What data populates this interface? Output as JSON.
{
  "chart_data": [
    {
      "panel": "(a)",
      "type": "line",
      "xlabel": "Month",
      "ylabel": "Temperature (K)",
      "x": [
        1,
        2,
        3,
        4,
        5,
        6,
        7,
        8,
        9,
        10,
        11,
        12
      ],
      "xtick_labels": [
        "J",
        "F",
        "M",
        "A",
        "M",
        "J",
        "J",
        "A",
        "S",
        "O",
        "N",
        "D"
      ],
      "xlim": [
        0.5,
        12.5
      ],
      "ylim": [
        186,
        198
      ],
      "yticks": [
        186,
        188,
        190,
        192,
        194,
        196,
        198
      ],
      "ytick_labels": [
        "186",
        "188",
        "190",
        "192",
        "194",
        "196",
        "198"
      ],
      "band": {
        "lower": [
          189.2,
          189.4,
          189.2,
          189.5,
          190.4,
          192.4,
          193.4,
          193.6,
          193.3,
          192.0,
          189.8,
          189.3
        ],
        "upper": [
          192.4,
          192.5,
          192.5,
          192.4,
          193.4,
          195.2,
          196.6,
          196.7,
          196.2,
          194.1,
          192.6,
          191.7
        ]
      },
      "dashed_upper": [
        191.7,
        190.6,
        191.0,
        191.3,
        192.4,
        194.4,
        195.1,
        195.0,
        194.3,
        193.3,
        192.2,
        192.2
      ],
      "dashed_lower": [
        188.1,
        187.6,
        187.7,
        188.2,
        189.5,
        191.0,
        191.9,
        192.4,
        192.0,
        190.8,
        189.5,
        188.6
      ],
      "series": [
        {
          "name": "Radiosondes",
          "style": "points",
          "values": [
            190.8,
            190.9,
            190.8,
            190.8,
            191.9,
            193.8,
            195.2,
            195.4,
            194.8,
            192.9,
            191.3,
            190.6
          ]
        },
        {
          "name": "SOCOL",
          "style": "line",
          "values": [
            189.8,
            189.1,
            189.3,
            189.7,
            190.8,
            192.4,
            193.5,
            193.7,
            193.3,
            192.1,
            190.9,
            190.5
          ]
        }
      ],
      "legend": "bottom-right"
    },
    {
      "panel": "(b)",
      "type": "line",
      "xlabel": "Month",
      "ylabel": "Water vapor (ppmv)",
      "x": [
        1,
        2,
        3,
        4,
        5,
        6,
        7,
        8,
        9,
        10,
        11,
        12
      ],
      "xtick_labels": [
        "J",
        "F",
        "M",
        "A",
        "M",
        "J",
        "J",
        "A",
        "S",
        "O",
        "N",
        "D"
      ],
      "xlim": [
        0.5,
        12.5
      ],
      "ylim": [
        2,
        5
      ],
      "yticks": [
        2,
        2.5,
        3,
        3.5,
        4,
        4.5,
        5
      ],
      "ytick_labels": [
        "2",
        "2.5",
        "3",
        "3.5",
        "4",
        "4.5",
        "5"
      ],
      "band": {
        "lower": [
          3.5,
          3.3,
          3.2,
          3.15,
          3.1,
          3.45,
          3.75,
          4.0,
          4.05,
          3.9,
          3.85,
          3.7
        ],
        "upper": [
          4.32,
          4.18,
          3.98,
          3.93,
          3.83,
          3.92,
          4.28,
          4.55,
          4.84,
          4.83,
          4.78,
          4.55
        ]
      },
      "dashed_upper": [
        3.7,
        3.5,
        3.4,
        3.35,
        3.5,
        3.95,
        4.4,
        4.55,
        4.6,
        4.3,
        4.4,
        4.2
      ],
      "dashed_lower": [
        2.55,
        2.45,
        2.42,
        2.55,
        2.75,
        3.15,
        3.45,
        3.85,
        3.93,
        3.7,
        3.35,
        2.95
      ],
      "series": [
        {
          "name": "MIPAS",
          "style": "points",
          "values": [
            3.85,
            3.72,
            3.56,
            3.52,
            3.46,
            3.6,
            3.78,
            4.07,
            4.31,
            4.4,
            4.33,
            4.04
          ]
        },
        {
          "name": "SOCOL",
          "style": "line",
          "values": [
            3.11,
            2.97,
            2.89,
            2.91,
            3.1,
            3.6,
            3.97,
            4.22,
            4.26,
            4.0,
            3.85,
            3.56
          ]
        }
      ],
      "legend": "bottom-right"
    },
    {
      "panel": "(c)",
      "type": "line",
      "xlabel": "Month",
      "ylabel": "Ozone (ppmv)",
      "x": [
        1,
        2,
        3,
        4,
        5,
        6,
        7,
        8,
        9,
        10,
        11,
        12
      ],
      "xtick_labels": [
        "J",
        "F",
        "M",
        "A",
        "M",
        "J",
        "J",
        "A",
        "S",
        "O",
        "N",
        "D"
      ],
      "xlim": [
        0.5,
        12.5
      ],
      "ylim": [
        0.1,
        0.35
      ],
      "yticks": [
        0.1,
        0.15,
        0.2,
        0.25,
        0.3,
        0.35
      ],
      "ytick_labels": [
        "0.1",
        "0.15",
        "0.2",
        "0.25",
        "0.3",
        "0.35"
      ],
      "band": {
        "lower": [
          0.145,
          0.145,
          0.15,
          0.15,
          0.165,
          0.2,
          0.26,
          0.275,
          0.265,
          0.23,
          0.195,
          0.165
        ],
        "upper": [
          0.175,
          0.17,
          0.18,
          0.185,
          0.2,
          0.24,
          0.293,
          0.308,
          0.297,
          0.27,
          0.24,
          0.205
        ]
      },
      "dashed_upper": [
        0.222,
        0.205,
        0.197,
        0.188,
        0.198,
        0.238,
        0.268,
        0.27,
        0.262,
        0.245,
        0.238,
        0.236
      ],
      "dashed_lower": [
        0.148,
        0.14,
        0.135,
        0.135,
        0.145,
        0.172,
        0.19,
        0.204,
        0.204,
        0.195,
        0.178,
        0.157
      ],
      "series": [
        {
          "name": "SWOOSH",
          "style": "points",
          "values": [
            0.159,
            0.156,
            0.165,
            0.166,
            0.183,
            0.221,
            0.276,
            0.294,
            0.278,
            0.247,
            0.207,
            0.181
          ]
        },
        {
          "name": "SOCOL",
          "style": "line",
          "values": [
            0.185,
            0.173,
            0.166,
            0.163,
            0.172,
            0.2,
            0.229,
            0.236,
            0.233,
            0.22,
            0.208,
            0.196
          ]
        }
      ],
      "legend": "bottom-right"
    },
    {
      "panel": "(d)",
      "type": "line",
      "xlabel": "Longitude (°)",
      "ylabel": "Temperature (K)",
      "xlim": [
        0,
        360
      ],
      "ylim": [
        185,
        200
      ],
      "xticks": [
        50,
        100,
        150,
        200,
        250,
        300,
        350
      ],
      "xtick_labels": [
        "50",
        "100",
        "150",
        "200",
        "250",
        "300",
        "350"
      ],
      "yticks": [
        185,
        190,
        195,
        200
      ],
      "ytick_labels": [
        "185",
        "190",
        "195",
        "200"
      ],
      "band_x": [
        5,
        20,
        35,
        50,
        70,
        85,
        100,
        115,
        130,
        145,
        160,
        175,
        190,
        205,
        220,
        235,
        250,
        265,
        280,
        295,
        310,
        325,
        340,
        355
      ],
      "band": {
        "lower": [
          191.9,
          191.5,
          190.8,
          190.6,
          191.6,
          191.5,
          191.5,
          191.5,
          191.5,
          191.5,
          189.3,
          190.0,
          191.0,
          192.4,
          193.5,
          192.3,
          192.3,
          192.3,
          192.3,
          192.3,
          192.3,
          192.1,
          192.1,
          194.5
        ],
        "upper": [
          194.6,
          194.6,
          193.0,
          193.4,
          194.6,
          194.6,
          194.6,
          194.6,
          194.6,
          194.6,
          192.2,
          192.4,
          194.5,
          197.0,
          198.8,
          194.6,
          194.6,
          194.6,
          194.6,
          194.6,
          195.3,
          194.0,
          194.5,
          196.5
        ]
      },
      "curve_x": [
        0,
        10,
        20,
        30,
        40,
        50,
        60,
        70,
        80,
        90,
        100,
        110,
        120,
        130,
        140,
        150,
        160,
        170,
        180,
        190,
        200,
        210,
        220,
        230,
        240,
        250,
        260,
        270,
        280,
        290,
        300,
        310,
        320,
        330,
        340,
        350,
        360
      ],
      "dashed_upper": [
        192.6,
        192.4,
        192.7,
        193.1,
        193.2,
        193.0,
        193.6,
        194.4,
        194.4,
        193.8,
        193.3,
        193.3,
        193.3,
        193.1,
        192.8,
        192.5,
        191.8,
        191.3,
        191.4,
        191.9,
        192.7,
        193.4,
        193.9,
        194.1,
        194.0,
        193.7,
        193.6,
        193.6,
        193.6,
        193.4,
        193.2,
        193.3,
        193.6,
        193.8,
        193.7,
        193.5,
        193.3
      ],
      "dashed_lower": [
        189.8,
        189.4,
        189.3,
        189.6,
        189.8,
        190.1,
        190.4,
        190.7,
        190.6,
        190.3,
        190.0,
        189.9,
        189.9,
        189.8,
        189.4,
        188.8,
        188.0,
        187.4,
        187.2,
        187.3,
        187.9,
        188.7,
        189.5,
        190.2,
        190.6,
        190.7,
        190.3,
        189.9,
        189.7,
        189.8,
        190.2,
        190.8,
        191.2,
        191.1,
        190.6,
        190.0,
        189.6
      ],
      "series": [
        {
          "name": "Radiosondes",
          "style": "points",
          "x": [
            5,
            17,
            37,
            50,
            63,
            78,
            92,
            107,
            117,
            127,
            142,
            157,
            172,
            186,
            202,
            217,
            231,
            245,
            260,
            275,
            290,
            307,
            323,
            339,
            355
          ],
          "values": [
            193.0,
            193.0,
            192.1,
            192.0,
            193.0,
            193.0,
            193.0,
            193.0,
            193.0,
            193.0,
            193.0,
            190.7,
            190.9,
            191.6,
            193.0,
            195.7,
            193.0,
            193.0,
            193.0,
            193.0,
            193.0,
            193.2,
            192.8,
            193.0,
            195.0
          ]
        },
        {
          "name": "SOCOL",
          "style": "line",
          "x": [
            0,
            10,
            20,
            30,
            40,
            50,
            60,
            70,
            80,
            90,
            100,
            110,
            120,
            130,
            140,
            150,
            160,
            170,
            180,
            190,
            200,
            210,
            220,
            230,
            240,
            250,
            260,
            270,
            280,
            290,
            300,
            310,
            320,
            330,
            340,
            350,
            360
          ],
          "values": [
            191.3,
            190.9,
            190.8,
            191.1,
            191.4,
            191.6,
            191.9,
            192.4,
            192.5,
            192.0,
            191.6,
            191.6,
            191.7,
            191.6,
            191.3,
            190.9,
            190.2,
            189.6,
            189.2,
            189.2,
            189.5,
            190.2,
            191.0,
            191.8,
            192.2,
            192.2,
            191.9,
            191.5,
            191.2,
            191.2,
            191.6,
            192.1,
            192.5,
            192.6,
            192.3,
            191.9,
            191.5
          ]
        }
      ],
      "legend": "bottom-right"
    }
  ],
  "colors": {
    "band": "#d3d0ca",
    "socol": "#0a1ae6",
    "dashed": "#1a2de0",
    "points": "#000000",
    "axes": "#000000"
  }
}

■ **REQUEST**: Identify each line in the records above that contains the word "ylabel", and copy it out in full.

■ **REPLY TO THE TASK**:
      "ylabel": "Temperature (K)",
      "ylabel": "Water vapor (ppmv)",
      "ylabel": "Ozone (ppmv)",
      "ylabel": "Temperature (K)",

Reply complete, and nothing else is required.